Task> Each line that holds the word "CLARE" is to be identified and copied.

Items from a data source:

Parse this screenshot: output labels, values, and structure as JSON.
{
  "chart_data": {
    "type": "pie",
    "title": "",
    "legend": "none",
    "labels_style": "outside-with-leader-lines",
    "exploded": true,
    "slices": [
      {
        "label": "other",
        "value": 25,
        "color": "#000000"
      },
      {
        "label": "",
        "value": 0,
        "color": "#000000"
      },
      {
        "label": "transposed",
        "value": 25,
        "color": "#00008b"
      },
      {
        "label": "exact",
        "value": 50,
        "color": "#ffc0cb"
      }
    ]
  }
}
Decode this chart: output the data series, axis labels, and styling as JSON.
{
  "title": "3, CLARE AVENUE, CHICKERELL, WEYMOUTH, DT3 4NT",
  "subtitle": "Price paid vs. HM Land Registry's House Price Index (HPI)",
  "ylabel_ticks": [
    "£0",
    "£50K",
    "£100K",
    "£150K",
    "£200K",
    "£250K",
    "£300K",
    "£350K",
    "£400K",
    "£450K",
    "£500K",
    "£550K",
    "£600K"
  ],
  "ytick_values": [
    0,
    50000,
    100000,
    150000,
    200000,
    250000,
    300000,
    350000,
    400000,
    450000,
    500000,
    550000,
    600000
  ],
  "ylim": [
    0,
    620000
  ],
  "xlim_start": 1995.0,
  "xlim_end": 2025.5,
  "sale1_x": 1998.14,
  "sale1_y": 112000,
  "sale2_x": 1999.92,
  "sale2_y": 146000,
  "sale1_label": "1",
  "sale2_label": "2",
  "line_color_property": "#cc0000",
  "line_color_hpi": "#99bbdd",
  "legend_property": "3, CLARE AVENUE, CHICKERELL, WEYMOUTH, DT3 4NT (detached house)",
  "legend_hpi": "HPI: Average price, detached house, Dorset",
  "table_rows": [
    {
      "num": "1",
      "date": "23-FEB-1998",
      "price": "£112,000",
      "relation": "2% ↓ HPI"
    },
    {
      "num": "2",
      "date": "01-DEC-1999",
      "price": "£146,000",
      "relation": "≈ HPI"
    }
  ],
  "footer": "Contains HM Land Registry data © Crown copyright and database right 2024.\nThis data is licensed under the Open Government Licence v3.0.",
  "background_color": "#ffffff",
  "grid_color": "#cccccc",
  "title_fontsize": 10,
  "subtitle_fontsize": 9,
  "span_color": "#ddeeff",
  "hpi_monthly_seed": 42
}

Reply to the exercise>
  "title": "3, CLARE AVENUE, CHICKERELL, WEYMOUTH, DT3 4NT",
  "legend_property": "3, CLARE AVENUE, CHICKERELL, WEYMOUTH, DT3 4NT (detached house)",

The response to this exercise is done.